- Data for this exercise
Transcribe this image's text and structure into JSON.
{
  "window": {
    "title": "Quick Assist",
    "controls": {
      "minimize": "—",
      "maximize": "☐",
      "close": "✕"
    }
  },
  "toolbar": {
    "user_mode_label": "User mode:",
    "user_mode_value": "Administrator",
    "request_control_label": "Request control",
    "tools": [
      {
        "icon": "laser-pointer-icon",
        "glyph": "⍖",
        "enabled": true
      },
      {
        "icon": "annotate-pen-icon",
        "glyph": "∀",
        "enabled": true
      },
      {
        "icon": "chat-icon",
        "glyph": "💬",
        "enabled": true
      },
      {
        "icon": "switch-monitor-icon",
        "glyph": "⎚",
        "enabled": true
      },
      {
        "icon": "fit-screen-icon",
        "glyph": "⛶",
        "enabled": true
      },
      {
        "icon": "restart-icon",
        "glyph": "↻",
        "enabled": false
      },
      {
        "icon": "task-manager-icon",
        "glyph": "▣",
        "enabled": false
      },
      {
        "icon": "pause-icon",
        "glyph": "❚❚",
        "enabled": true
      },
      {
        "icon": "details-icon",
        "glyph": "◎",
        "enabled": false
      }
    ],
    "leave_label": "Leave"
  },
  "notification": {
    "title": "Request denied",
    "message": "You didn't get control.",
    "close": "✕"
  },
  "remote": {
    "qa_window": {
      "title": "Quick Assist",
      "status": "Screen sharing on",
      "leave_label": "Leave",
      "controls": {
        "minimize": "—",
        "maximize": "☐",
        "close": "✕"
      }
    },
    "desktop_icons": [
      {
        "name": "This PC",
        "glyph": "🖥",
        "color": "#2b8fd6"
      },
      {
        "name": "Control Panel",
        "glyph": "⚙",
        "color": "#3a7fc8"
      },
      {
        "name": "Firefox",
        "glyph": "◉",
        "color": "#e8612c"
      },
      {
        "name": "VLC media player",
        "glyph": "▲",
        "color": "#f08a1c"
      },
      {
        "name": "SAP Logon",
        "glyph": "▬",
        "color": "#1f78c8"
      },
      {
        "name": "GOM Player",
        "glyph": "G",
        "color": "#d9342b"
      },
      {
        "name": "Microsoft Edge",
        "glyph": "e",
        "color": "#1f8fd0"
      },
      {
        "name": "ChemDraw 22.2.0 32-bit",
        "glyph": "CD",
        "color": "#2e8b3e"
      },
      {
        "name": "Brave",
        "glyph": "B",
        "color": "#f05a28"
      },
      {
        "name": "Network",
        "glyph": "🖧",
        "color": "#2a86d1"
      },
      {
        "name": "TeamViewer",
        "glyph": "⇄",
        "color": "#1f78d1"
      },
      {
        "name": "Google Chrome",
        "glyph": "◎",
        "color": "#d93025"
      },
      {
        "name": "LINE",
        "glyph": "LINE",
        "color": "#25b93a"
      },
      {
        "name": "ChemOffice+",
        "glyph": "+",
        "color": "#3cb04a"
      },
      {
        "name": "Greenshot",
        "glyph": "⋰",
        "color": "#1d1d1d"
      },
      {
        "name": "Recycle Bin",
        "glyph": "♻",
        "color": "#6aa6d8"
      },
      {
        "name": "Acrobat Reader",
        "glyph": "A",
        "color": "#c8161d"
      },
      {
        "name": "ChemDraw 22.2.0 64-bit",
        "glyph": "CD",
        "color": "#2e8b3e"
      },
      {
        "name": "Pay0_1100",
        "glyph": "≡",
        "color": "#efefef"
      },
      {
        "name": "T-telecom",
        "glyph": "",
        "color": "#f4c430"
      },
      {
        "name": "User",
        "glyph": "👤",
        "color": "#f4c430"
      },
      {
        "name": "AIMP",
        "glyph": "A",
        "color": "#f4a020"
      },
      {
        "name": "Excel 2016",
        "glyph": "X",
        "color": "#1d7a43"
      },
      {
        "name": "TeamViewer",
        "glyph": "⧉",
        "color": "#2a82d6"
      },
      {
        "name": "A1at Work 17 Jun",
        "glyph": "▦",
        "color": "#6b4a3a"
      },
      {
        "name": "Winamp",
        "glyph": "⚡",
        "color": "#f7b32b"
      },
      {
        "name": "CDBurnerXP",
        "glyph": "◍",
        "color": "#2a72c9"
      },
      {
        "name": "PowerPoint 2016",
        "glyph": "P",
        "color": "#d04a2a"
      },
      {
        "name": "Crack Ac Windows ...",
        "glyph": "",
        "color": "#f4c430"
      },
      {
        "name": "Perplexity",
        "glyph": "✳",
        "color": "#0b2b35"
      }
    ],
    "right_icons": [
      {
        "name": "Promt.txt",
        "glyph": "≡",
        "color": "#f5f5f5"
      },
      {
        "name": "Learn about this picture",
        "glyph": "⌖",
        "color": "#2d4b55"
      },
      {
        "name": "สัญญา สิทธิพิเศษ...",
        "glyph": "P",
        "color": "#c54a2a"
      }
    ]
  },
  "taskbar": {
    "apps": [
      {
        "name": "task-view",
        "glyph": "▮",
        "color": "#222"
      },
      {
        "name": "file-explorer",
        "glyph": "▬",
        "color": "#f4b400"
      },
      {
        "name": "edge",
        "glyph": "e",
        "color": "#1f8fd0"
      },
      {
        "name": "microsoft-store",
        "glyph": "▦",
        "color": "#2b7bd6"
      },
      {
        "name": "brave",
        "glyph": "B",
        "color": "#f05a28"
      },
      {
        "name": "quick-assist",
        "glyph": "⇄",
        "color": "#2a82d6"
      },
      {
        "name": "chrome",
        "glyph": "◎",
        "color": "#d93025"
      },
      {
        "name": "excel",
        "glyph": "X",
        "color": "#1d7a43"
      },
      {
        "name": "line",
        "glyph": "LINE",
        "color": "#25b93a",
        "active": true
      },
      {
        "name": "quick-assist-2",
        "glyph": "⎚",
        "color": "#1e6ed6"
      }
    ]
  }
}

- Aim
Report each line in the data that holds the word "ChemDraw".

- Solution for this problem
        "name": "ChemDraw 22.2.0 32-bit",
        "name": "ChemDraw 22.2.0 64-bit",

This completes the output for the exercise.